* Start Excerpted records *

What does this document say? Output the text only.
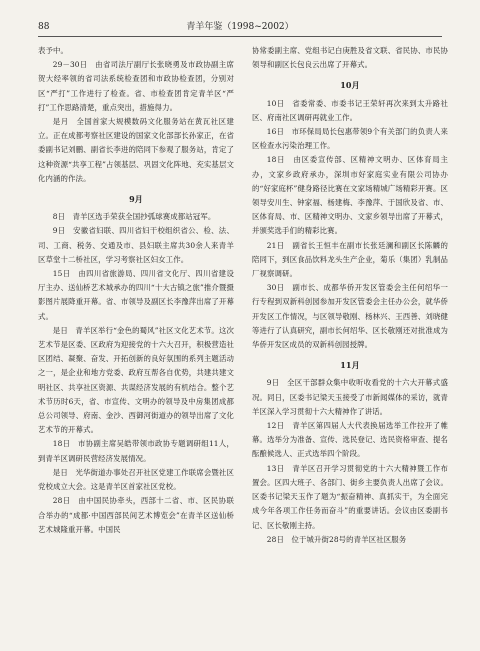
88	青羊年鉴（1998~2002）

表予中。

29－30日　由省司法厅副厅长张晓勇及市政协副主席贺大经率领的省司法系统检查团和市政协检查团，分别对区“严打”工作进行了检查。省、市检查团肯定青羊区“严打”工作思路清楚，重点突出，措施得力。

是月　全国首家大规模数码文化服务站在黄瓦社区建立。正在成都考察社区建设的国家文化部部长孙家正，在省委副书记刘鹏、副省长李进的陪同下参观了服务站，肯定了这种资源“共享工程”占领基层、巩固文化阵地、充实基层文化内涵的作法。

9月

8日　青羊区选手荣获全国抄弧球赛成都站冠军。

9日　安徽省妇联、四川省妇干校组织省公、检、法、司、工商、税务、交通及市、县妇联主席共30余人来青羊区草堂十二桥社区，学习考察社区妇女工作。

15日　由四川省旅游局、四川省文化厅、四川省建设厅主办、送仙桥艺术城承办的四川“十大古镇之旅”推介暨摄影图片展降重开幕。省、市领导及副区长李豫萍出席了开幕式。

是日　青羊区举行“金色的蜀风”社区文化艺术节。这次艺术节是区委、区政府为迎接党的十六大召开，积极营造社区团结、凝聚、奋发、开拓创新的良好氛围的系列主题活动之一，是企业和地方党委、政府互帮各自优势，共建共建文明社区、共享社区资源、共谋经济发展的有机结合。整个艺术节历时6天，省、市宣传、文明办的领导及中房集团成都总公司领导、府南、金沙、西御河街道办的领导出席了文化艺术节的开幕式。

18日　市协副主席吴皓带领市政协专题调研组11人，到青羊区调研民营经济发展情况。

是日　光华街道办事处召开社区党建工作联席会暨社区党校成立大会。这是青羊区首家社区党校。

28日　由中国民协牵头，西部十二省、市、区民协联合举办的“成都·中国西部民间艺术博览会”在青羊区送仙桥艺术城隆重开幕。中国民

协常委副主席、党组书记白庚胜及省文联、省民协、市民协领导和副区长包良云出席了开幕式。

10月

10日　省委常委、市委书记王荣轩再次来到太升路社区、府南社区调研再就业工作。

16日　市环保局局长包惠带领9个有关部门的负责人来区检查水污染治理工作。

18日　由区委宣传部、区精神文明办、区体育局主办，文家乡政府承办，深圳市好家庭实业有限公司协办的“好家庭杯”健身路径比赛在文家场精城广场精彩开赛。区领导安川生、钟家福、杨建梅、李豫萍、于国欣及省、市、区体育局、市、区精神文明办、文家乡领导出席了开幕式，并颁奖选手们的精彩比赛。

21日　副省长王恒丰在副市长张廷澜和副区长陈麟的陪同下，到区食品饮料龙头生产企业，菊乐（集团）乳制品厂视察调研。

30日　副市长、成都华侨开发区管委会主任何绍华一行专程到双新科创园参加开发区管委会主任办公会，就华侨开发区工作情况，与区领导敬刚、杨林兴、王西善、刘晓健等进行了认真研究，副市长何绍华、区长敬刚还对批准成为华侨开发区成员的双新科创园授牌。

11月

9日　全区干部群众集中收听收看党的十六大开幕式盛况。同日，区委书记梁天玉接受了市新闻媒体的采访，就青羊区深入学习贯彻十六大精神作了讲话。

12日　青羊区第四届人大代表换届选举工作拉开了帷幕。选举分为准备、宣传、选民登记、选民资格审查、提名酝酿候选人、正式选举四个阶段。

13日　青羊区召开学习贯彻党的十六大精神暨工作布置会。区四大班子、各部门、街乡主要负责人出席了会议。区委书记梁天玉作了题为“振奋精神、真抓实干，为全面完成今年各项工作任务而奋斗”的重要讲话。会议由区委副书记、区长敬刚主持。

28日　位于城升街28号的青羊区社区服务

* End Excerpted records *
* Start Excerpted records *

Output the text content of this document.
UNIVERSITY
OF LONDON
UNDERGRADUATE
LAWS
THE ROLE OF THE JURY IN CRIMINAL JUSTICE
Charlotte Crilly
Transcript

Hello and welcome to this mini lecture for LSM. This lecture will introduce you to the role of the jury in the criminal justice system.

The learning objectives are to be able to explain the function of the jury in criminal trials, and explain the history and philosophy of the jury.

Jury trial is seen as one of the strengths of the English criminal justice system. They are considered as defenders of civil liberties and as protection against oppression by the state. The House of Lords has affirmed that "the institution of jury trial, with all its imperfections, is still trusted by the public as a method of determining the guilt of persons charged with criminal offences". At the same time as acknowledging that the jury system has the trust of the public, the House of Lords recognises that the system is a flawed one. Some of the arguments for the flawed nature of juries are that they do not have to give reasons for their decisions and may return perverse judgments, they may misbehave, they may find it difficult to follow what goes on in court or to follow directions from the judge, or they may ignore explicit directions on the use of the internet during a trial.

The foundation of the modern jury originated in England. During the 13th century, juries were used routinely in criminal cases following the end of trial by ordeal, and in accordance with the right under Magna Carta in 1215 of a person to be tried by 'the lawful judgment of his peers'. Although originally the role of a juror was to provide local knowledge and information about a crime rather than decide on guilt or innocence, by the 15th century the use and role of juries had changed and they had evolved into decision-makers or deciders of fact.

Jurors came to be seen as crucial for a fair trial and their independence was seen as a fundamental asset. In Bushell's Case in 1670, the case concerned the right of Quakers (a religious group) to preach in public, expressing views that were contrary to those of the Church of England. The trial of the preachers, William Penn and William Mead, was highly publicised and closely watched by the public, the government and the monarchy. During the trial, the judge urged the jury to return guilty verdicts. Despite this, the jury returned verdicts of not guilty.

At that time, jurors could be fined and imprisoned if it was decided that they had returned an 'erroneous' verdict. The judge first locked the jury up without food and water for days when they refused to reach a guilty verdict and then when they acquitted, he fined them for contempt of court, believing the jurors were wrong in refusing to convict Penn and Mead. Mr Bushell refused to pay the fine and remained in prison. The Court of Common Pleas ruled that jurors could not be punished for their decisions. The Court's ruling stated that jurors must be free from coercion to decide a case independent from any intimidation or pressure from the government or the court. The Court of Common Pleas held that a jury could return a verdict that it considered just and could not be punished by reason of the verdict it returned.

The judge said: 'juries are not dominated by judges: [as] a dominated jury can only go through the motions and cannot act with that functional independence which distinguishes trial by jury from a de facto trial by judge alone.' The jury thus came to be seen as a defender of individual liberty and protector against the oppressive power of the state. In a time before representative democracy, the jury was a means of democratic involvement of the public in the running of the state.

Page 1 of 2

* End Excerpted records *
* Start Excerpted records *

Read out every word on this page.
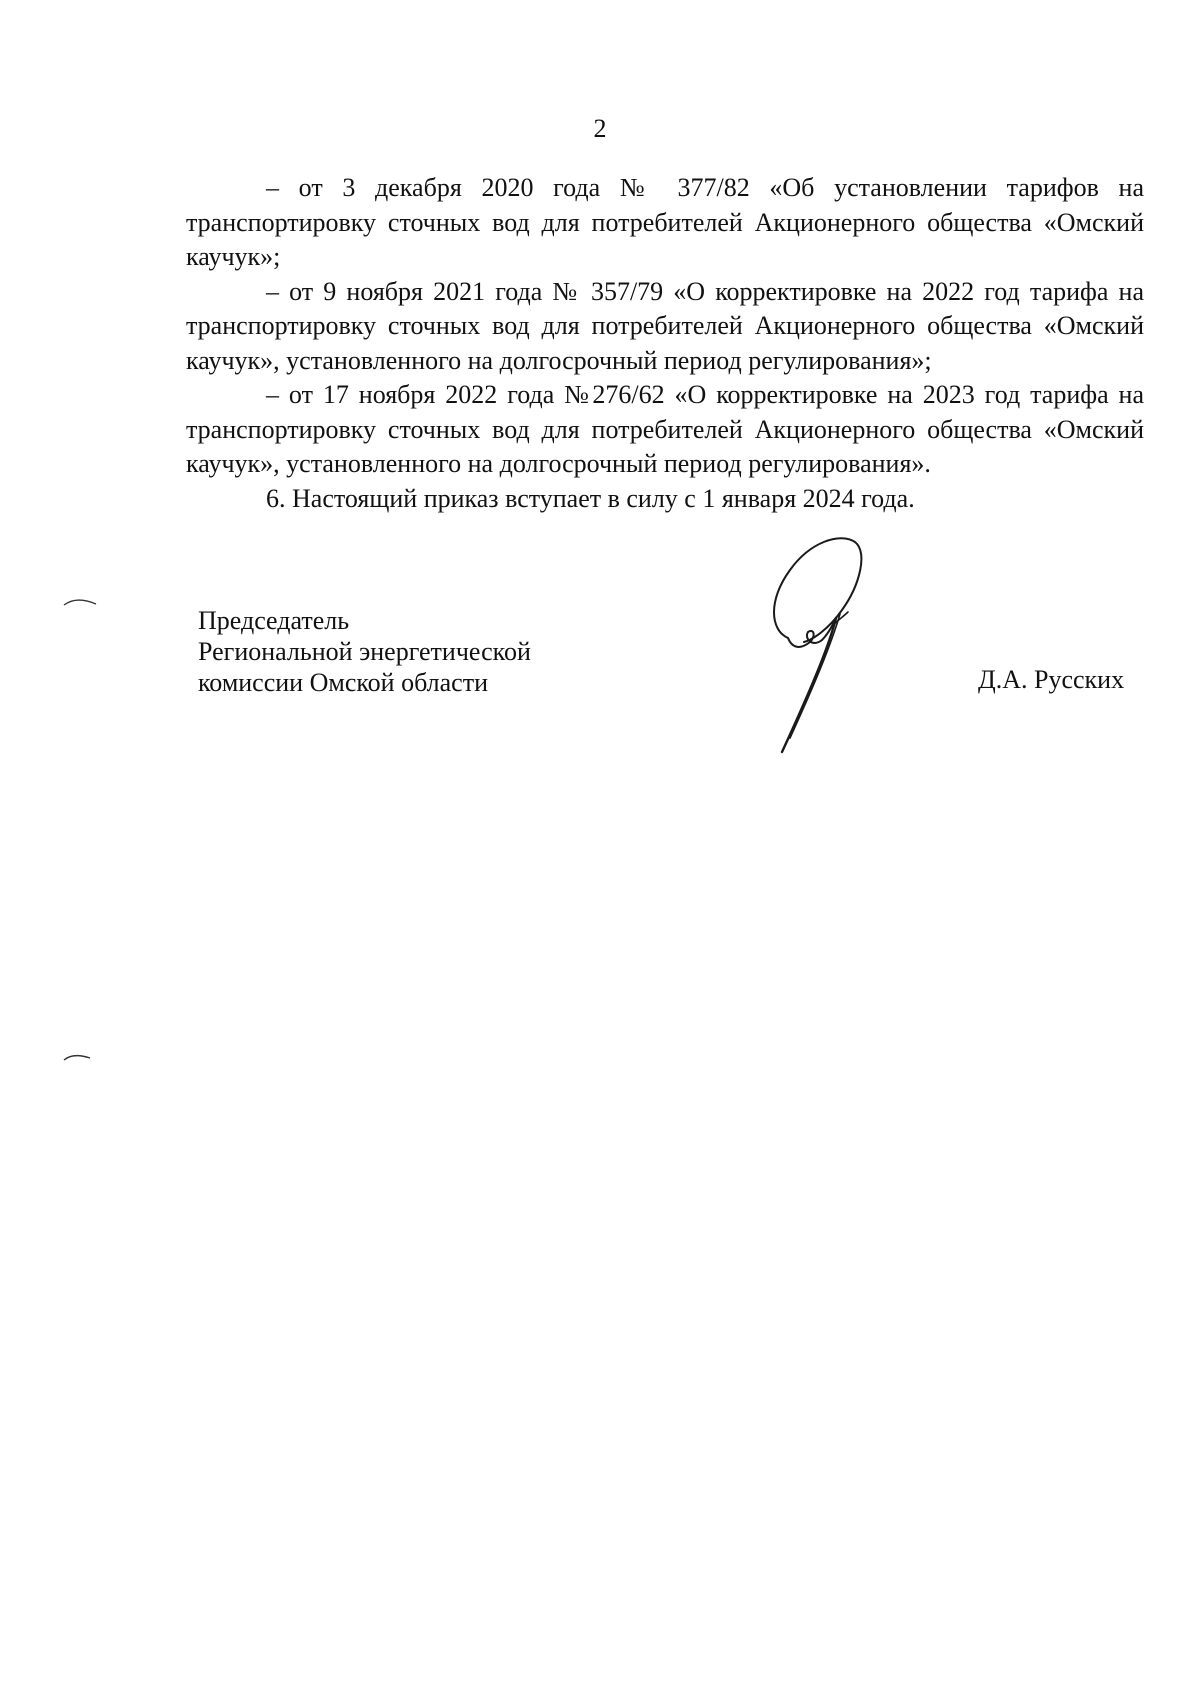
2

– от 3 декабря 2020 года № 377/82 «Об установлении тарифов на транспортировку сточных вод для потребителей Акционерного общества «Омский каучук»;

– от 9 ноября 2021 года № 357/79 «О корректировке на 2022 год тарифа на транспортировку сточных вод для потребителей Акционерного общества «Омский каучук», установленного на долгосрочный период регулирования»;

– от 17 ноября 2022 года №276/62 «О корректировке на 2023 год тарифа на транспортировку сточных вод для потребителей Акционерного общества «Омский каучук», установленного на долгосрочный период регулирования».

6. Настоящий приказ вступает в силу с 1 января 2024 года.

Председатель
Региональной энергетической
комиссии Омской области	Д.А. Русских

* End Excerpted records *

In the material above, find the lines that contain "independence" and show them.

Jurors came to be seen as crucial for a fair trial and their independence was seen as a fundamental asset. In Bushell's Case in 1670, the case concerned the right of Quakers (a religious group) to preach in public, expressing views that were contrary to those of the Church of England. The trial of the preachers, William Penn and William Mead, was highly publicised and closely watched by the public, the government and the monarchy. During the trial, the judge urged the jury to return guilty verdicts. Despite this, the jury returned verdicts of not guilty.
The judge said: 'juries are not dominated by judges: [as] a dominated jury can only go through the motions and cannot act with that functional independence which distinguishes trial by jury from a de facto trial by judge alone.' The jury thus came to be seen as a defender of individual liberty and protector against the oppressive power of the state. In a time before representative democracy, the jury was a means of democratic involvement of the public in the running of the state.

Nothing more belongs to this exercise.